## Task goal:
How many lines in the records below hold the string "parent"? Answer with the number alone.

## The records:

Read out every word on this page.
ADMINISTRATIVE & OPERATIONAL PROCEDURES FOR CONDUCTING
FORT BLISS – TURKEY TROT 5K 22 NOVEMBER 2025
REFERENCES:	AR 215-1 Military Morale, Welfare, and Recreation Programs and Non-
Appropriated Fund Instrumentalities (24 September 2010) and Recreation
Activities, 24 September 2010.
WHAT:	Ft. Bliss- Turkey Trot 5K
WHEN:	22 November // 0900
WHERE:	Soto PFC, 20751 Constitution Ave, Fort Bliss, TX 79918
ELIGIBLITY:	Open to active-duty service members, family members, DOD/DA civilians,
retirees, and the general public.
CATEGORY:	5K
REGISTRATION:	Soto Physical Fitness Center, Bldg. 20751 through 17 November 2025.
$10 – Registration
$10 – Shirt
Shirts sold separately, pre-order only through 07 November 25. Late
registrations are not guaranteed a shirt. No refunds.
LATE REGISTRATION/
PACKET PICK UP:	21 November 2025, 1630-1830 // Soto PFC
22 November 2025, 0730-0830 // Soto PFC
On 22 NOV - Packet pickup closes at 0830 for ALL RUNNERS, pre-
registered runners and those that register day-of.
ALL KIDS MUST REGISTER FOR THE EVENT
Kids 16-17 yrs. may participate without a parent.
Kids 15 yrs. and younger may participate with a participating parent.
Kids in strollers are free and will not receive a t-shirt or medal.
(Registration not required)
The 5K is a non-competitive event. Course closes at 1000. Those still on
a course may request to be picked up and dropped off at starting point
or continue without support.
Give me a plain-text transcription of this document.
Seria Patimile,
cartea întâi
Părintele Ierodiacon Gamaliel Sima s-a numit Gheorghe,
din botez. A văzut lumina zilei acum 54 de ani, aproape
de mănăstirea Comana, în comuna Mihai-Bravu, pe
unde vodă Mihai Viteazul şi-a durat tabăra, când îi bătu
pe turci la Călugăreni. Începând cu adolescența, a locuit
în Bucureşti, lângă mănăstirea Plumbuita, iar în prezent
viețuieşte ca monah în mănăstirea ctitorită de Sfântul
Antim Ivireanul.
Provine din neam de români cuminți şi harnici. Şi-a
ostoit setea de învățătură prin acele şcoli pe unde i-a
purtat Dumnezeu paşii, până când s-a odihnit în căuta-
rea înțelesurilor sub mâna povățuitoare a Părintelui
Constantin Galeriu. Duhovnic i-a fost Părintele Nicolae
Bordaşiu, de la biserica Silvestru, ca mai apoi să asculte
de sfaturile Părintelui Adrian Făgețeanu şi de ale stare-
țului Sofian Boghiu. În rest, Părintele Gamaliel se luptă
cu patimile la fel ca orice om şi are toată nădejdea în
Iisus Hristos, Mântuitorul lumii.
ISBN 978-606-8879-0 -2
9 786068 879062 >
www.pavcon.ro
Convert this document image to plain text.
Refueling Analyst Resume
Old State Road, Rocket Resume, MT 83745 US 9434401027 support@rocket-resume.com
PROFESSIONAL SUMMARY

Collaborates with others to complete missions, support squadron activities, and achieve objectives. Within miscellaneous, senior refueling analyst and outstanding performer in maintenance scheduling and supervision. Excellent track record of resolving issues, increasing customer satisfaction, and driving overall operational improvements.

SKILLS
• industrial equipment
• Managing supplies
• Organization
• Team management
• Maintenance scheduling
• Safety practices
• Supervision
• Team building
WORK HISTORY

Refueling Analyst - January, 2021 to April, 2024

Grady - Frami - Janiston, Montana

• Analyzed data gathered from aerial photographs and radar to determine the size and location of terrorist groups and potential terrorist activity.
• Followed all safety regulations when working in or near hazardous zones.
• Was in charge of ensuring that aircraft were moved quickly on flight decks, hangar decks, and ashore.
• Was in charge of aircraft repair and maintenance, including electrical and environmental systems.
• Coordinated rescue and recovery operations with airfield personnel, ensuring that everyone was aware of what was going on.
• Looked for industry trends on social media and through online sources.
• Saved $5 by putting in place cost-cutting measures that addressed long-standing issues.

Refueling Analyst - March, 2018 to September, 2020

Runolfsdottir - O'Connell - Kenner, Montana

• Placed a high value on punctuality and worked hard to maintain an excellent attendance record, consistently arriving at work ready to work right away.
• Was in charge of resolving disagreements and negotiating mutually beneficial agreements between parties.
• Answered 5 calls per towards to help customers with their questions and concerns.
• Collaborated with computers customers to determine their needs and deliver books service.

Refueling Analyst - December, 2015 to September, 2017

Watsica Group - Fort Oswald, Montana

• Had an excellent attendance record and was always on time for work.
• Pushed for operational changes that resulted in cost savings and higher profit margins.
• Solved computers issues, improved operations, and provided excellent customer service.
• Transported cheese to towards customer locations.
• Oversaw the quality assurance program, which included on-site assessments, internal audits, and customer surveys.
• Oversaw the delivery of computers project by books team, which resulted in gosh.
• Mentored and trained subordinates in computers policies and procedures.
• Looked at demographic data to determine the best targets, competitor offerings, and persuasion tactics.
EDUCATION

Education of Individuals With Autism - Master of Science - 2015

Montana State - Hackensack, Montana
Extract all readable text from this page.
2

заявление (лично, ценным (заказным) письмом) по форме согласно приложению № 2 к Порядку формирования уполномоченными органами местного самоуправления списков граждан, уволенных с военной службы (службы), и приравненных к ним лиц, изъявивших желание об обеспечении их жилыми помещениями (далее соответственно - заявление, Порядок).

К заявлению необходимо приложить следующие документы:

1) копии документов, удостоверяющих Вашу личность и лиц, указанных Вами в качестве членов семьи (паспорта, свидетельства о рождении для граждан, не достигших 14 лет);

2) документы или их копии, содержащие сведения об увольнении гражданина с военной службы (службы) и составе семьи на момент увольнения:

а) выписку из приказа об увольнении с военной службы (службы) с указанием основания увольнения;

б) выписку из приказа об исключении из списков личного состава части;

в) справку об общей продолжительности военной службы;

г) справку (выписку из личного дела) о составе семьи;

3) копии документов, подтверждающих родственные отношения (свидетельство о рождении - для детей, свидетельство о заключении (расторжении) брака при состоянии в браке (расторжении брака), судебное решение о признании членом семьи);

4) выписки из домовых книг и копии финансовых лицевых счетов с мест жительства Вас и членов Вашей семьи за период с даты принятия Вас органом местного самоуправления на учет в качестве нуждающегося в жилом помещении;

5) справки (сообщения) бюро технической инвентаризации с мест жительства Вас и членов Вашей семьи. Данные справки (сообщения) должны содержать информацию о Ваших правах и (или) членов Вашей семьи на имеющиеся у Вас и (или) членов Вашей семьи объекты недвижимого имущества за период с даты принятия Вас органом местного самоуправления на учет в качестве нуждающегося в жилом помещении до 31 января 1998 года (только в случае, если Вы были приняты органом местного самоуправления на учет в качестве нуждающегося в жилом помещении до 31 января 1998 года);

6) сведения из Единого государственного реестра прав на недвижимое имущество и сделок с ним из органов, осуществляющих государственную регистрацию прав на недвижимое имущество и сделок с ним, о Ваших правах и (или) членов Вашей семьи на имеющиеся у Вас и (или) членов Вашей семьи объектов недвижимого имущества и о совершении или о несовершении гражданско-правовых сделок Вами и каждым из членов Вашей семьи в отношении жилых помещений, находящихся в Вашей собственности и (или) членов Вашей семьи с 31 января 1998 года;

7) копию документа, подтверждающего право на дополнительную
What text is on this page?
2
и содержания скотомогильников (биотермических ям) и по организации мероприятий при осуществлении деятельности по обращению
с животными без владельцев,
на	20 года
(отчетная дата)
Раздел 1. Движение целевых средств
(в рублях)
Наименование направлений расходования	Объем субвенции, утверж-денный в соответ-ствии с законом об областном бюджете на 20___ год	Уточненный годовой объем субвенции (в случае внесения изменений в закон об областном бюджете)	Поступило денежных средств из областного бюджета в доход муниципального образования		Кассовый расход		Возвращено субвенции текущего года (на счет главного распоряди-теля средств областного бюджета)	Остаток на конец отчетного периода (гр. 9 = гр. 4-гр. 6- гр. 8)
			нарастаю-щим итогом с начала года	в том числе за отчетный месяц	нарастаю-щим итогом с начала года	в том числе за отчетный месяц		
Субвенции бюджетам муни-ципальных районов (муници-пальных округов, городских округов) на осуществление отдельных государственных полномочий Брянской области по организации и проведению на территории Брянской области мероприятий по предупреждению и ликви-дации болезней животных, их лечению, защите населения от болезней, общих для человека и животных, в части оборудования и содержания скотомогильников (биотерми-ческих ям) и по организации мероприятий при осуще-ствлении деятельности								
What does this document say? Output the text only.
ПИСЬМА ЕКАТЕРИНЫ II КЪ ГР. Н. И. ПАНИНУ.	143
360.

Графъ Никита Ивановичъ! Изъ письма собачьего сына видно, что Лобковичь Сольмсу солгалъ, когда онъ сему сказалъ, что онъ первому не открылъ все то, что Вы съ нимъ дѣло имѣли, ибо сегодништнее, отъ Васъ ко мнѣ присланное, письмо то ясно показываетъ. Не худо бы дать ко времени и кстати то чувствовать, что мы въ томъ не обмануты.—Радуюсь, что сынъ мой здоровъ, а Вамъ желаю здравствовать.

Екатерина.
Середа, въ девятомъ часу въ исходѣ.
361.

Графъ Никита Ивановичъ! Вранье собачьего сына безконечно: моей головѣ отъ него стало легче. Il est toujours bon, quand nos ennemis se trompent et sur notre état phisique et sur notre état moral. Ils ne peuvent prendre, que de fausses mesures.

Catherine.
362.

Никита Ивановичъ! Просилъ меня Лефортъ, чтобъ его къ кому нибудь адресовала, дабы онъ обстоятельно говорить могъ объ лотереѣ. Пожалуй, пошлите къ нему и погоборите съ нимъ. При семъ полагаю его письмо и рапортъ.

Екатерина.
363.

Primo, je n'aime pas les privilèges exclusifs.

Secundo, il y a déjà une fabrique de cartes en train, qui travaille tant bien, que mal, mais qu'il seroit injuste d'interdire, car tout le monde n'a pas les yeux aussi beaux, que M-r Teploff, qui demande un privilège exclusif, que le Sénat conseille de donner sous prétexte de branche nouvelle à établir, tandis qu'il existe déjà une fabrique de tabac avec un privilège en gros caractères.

## Problem solution:
2